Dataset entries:
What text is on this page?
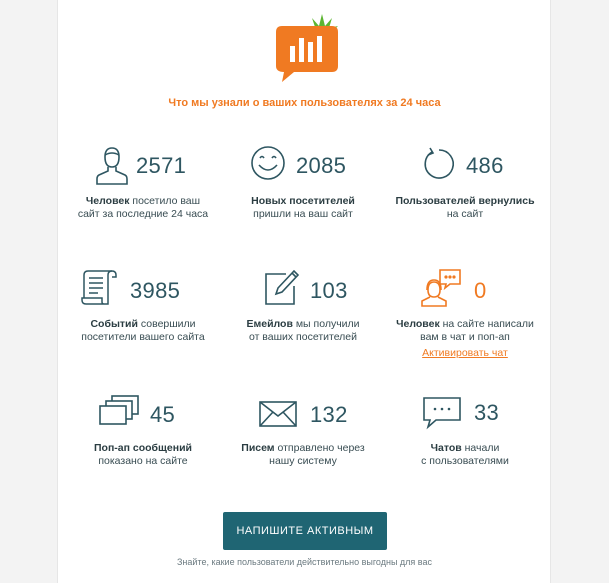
Что мы узнали о ваших пользователях за 24 часа
2571
Человек посетило ваш
сайт за последние 24 часа
2085
Новых посетителей
пришли на ваш сайт
486
Пользователей вернулись
на сайт
3985
Событий совершили
посетители вашего сайта
103
Емейлов мы получили
от ваших посетителей
0
Человек на сайте написали
вам в чат и поп-ап
Активировать чат
45
Поп-ап сообщений
показано на сайте
132
Писем отправлено через
нашу систему
33
Чатов начали
с пользователями
НАПИШИТЕ АКТИВНЫМ
Знайте, какие пользователи действительно выгодны для вас
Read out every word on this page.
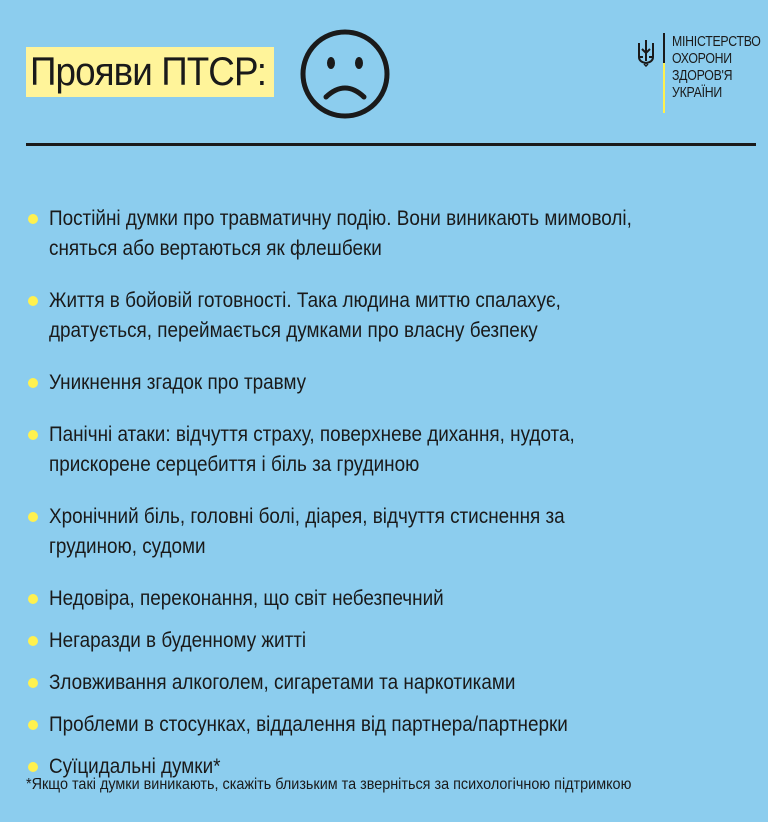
Прояви ПТСР:
МІНІСТЕРСТВО
ОХОРОНИ
ЗДОРОВ'Я
УКРАЇНИ
Постійні думки про травматичну подію. Вони виникають мимоволі,
сняться або вертаються як флешбеки
Життя в бойовій готовності. Така людина миттю спалахує,
дратується, переймається думками про власну безпеку
Уникнення згадок про травму
Панічні атаки: відчуття страху, поверхневе дихання, нудота,
прискорене серцебиття і біль за грудиною
Хронічний біль, головні болі, діарея, відчуття стиснення за
грудиною, судоми
Недовіра, переконання, що світ небезпечний
Негаразди в буденному житті
Зловживання алкоголем, сигаретами та наркотиками
Проблеми в стосунках, віддалення від партнера/партнерки
Суїцидальні думки*
*Якщо такі думки виникають, скажіть близьким та зверніться за психологічною підтримкою
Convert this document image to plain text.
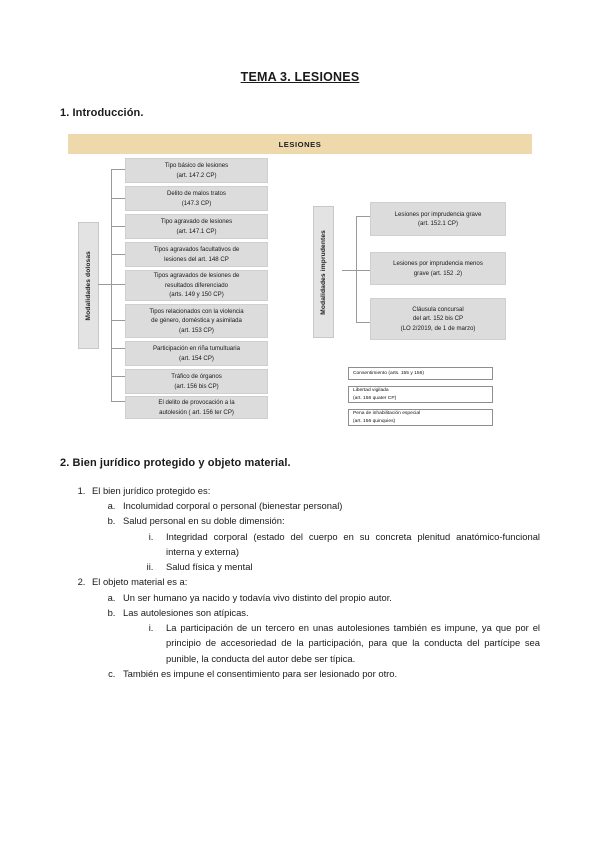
TEMA 3. LESIONES
1. Introducción.
LESIONES
Modalidades dolosas
Tipo básico de lesiones
(art. 147.2 CP)
Delito de malos tratos
(147.3 CP)
Tipo agravado de lesiones
(art. 147.1 CP)
Tipos agravados facultativos de
lesiones del art. 148 CP
Tipos agravados de lesiones de
resultados diferenciado
(arts. 149 y 150 CP)
Tipos relacionados con la violencia
de género, doméstica y asimilada
(art. 153 CP)
Participación en riña tumultuaria
(art. 154 CP)
Tráfico de órganos
(art. 156 bis CP)
El delito de provocación a la
autolesión ( art. 156 ter CP)
Modalidades imprudentes
Lesiones por imprudencia grave
(art. 152.1 CP)
Lesiones por imprudencia menos
grave (art. 152 .2)
Cláusula concursal
del art. 152 bis CP
(LO 2/2019, de 1 de marzo)
Consentimiento (arts. 155 y 156)
Libertad vigilada
(art. 156 quater CP)
Pena de inhabilitación especial
(art. 156 quinquies)
2. Bien jurídico protegido y objeto material.
1. El bien jurídico protegido es:
a. Incolumidad corporal o personal (bienestar personal)
b. Salud personal en su doble dimensión:
i. Integridad corporal (estado del cuerpo en su concreta plenitud anatómico-funcional interna y externa)
ii. Salud física y mental
2. El objeto material es a:
a. Un ser humano ya nacido y todavía vivo distinto del propio autor.
b. Las autolesiones son atípicas.
i. La participación de un tercero en unas autolesiones también es impune, ya que por el principio de accesoriedad de la participación, para que la conducta del partícipe sea punible, la conducta del autor debe ser típica.
c. También es impune el consentimiento para ser lesionado por otro.
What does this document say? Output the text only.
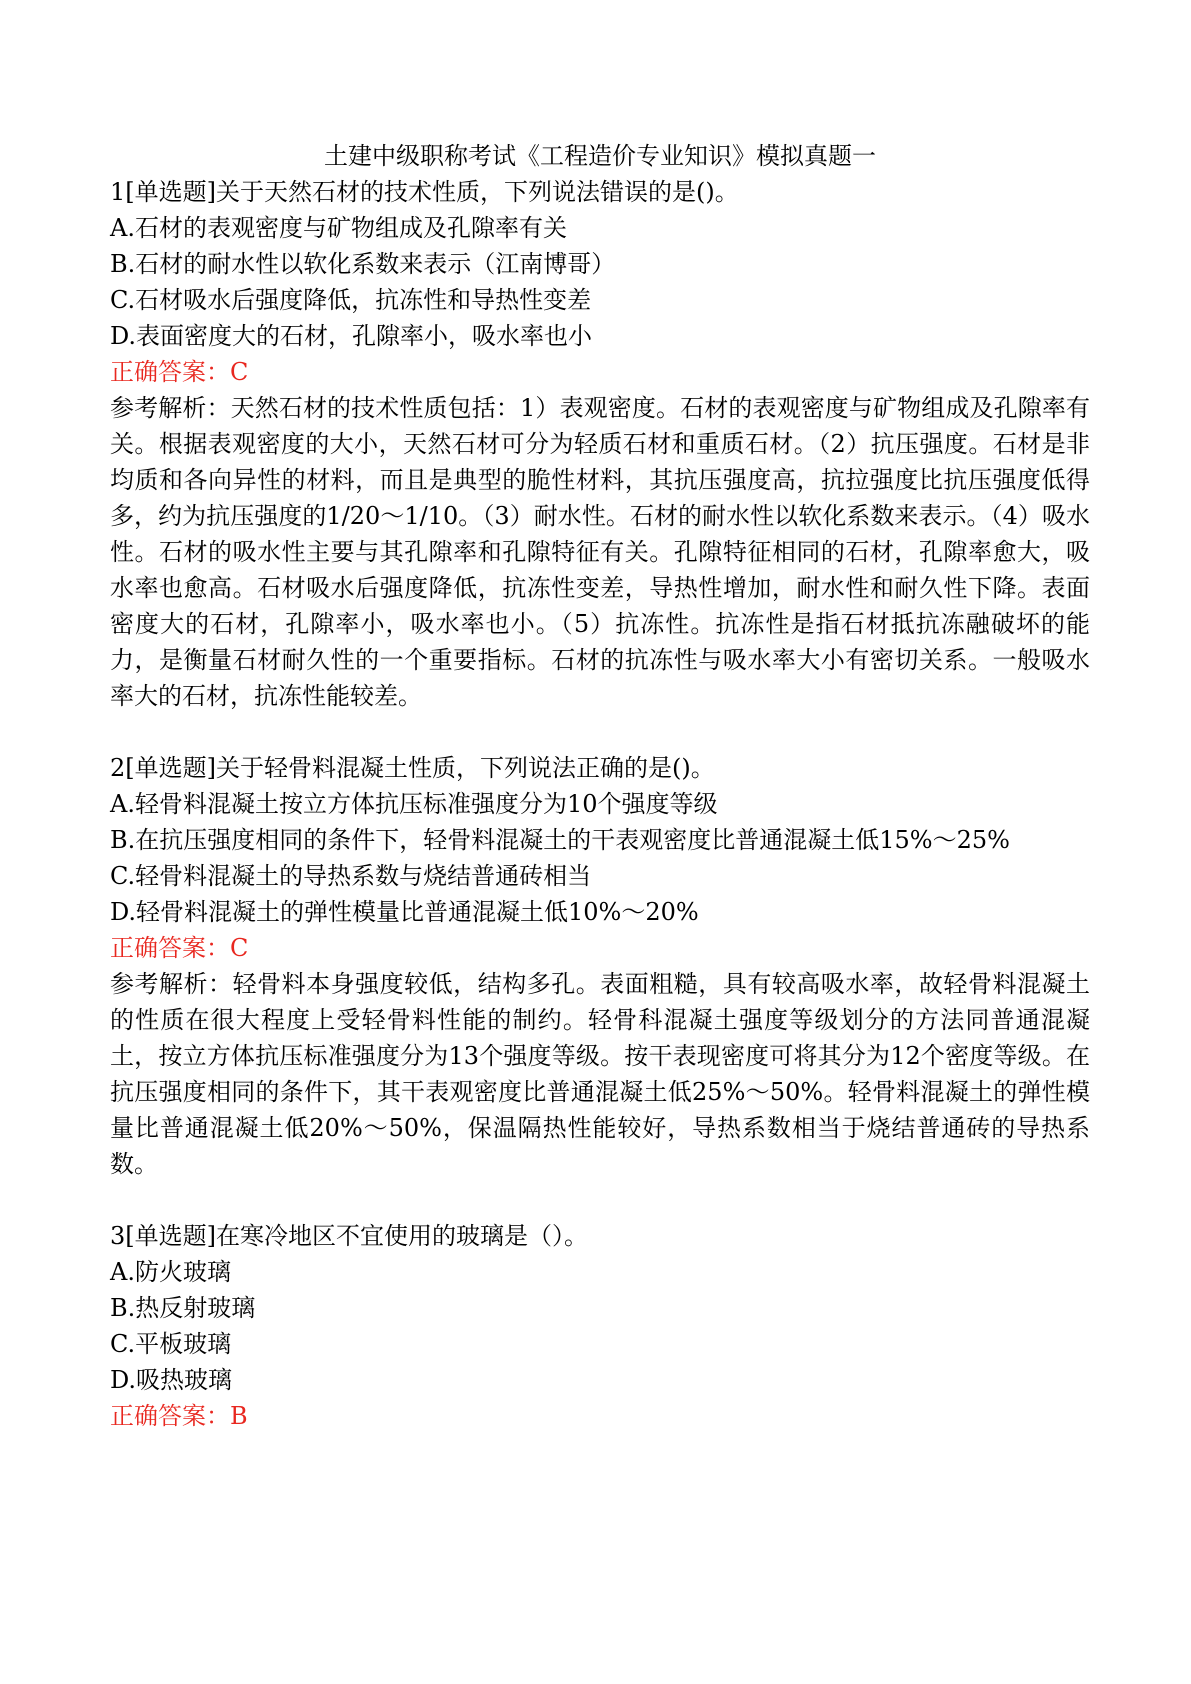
土建中级职称考试《工程造价专业知识》模拟真题一

1[单选题]关于天然石材的技术性质，下列说法错误的是()。

A.石材的表观密度与矿物组成及孔隙率有关

B.石材的耐水性以软化系数来表示（江南博哥）

C.石材吸水后强度降低，抗冻性和导热性变差

D.表面密度大的石材，孔隙率小，吸水率也小

正确答案：C

参考解析：天然石材的技术性质包括：1）表观密度。石材的表观密度与矿物组成及孔隙率有关。根据表观密度的大小，天然石材可分为轻质石材和重质石材。（2）抗压强度。石材是非均质和各向异性的材料，而且是典型的脆性材料，其抗压强度高，抗拉强度比抗压强度低得多，约为抗压强度的1/20～1/10。（3）耐水性。石材的耐水性以软化系数来表示。（4）吸水性。石材的吸水性主要与其孔隙率和孔隙特征有关。孔隙特征相同的石材，孔隙率愈大，吸水率也愈高。石材吸水后强度降低，抗冻性变差，导热性增加，耐水性和耐久性下降。表面密度大的石材，孔隙率小，吸水率也小。（5）抗冻性。抗冻性是指石材抵抗冻融破坏的能力，是衡量石材耐久性的一个重要指标。石材的抗冻性与吸水率大小有密切关系。一般吸水率大的石材，抗冻性能较差。

2[单选题]关于轻骨料混凝土性质，下列说法正确的是()。

A.轻骨料混凝土按立方体抗压标准强度分为10个强度等级

B.在抗压强度相同的条件下，轻骨料混凝土的干表观密度比普通混凝土低15%～25%

C.轻骨料混凝土的导热系数与烧结普通砖相当

D.轻骨料混凝土的弹性模量比普通混凝土低10%～20%

正确答案：C

参考解析：轻骨料本身强度较低，结构多孔。表面粗糙，具有较高吸水率，故轻骨料混凝土的性质在很大程度上受轻骨料性能的制约。轻骨科混凝土强度等级划分的方法同普通混凝土，按立方体抗压标准强度分为13个强度等级。按干表现密度可将其分为12个密度等级。在抗压强度相同的条件下，其干表观密度比普通混凝土低25%～50%。轻骨料混凝土的弹性模量比普通混凝土低20%～50%，保温隔热性能较好，导热系数相当于烧结普通砖的导热系数。

3[单选题]在寒冷地区不宜使用的玻璃是（）。

A.防火玻璃

B.热反射玻璃

C.平板玻璃

D.吸热玻璃

正确答案：B
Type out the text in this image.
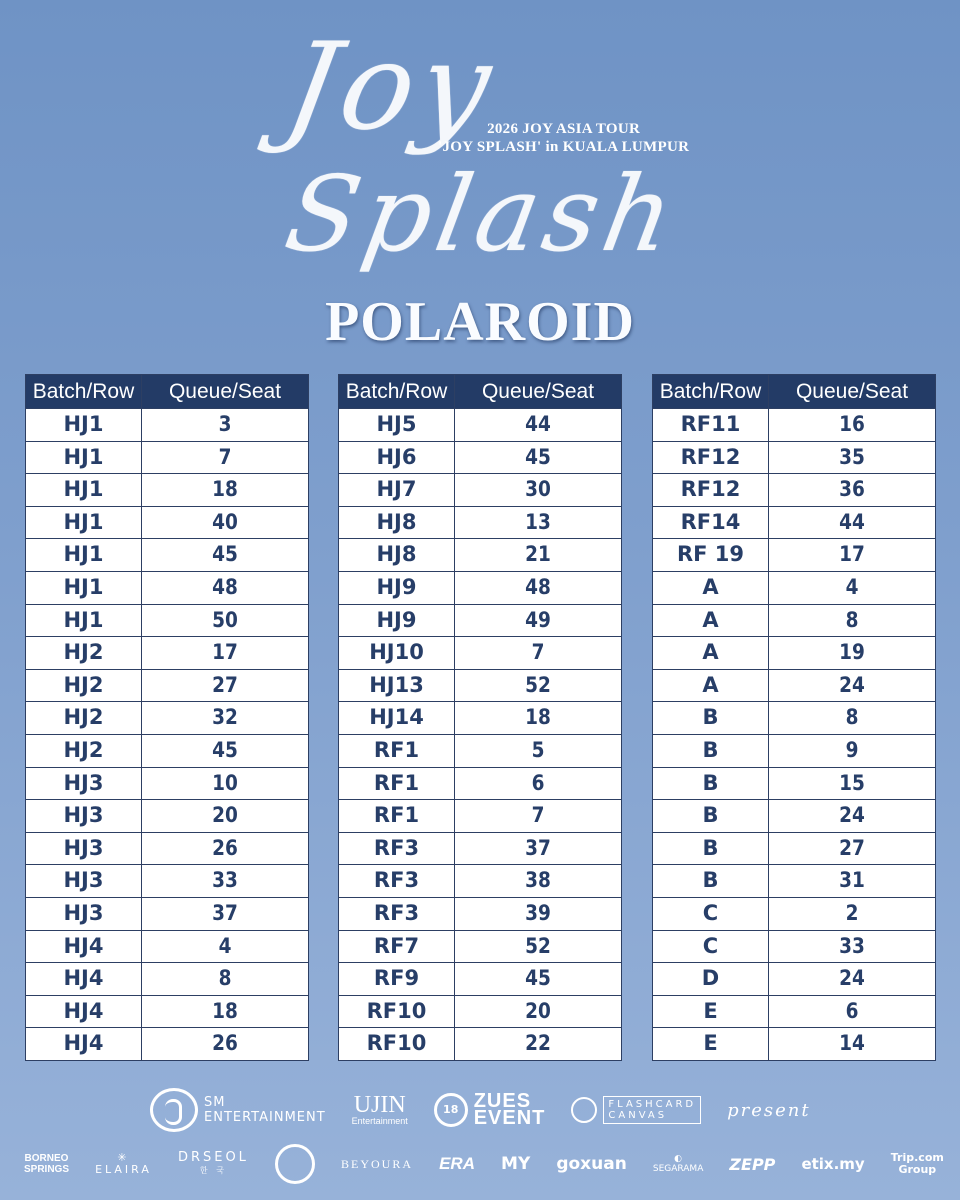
Joy
Splash
2026 JOY ASIA TOUR
'JOY SPLASH' in KUALA LUMPUR
POLAROID
Batch/Row	Queue/Seat
HJ1	3
HJ1	7
HJ1	18
HJ1	40
HJ1	45
HJ1	48
HJ1	50
HJ2	17
HJ2	27
HJ2	32
HJ2	45
HJ3	10
HJ3	20
HJ3	26
HJ3	33
HJ3	37
HJ4	4
HJ4	8
HJ4	18
HJ4	26
Batch/Row	Queue/Seat
HJ5	44
HJ6	45
HJ7	30
HJ8	13
HJ8	21
HJ9	48
HJ9	49
HJ10	7
HJ13	52
HJ14	18
RF1	5
RF1	6
RF1	7
RF3	37
RF3	38
RF3	39
RF7	52
RF9	45
RF10	20
RF10	22
Batch/Row	Queue/Seat
RF11	16
RF12	35
RF12	36
RF14	44
RF 19	17
A	4
A	8
A	19
A	24
B	8
B	9
B	15
B	24
B	27
B	31
C	2
C	33
D	24
E	6
E	14
SM
ENTERTAINMENT UJIN
Entertainment
18 ZUES
EVENT
FLASHCARD
CANVAS	present
BORNEO
SPRINGS
✳
ELAIRA
DRSEOL
한 국	BEYOURA ERA MY goxuan	◐
SEGARAMA ZEPP etix.my Trip.com
Group
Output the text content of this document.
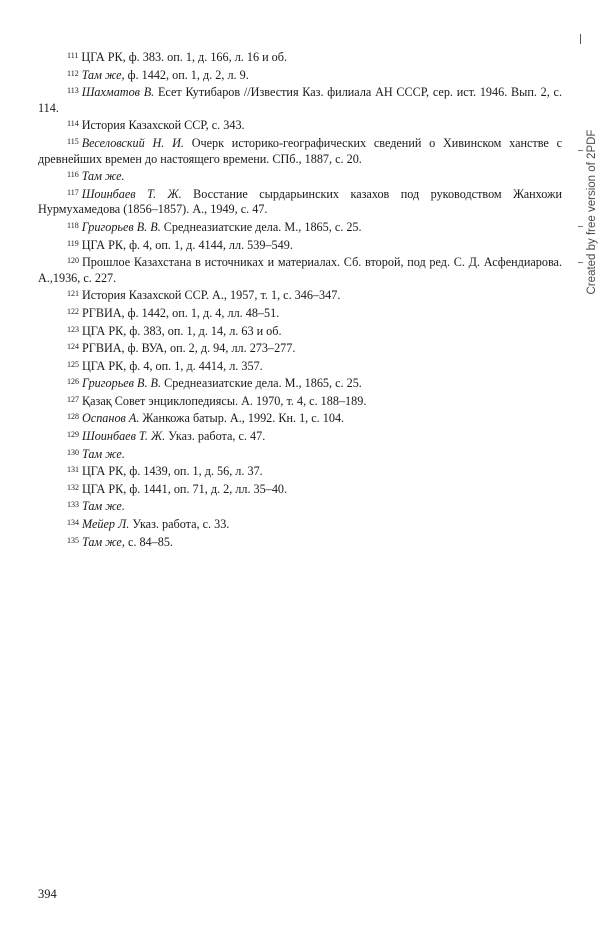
Created by free version of 2PDF

$^{111}$ ЦГА РК, ф. 383. оп. 1, д. 166, л. 16 и об.

$^{112}$ Там же, ф. 1442, оп. 1, д. 2, л. 9.

$^{113}$ Шахматов В. Есет Кутибаров //Известия Каз. филиала АН СССР, сер. ист. 1946. Вып. 2, с. 114.

$^{114}$ История Казахской ССР, с. 343.

$^{115}$ Веселовский Н. И. Очерк историко-географических сведений о Хивинском ханстве с древнейших времен до настоящего времени. СПб., 1887, с. 20.

$^{116}$ Там же.

$^{117}$ Шоинбаев Т. Ж. Восстание сырдарьинских казахов под руководством Жанхожи Нурмухамедова (1856–1857). А., 1949, с. 47.

$^{118}$ Григорьев В. В. Среднеазиатские дела. М., 1865, с. 25.

$^{119}$ ЦГА РК, ф. 4, оп. 1, д. 4144, лл. 539–549.

$^{120}$ Прошлое Казахстана в источниках и материалах. Сб. второй, под ред. С. Д. Асфендиарова. А.,1936, с. 227.

$^{121}$ История Казахской ССР. А., 1957, т. 1, с. 346–347.

$^{122}$ РГВИА, ф. 1442, оп. 1, д. 4, лл. 48–51.

$^{123}$ ЦГА РК, ф. 383, оп. 1, д. 14, л. 63 и об.

$^{124}$ РГВИА, ф. ВУА, оп. 2, д. 94, лл. 273–277.

$^{125}$ ЦГА РК, ф. 4, оп. 1, д. 4414, л. 357.

$^{126}$ Григорьев В. В. Среднеазиатские дела. М., 1865, с. 25.

$^{127}$ Қазақ Совет энциклопедиясы. А. 1970, т. 4, с. 188–189.

$^{128}$ Оспанов А. Жанкожа батыр. А., 1992. Кн. 1, с. 104.

$^{129}$ Шоинбаев Т. Ж. Указ. работа, с. 47.

$^{130}$ Там же.

$^{131}$ ЦГА РК, ф. 1439, оп. 1, д. 56, л. 37.

$^{132}$ ЦГА РК, ф. 1441, оп. 71, д. 2, лл. 35–40.

$^{133}$ Там же.

$^{134}$ Мейер Л. Указ. работа, с. 33.

$^{135}$ Там же, с. 84–85.

394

● WORK TO COMPLETE
Which lines contain "孔隙率小"? Show each of them.

● EXERCISE RESULT
D.表面密度大的石材，孔隙率小，吸水率也小
参考解析：天然石材的技术性质包括：1）表观密度。石材的表观密度与矿物组成及孔隙率有关。根据表观密度的大小，天然石材可分为轻质石材和重质石材。（2）抗压强度。石材是非均质和各向异性的材料，而且是典型的脆性材料，其抗压强度高，抗拉强度比抗压强度低得多，约为抗压强度的1/20～1/10。（3）耐水性。石材的耐水性以软化系数来表示。（4）吸水性。石材的吸水性主要与其孔隙率和孔隙特征有关。孔隙特征相同的石材，孔隙率愈大，吸水率也愈高。石材吸水后强度降低，抗冻性变差，导热性增加，耐水性和耐久性下降。表面密度大的石材，孔隙率小，吸水率也小。（5）抗冻性。抗冻性是指石材抵抗冻融破坏的能力，是衡量石材耐久性的一个重要指标。石材的抗冻性与吸水率大小有密切关系。一般吸水率大的石材，抗冻性能较差。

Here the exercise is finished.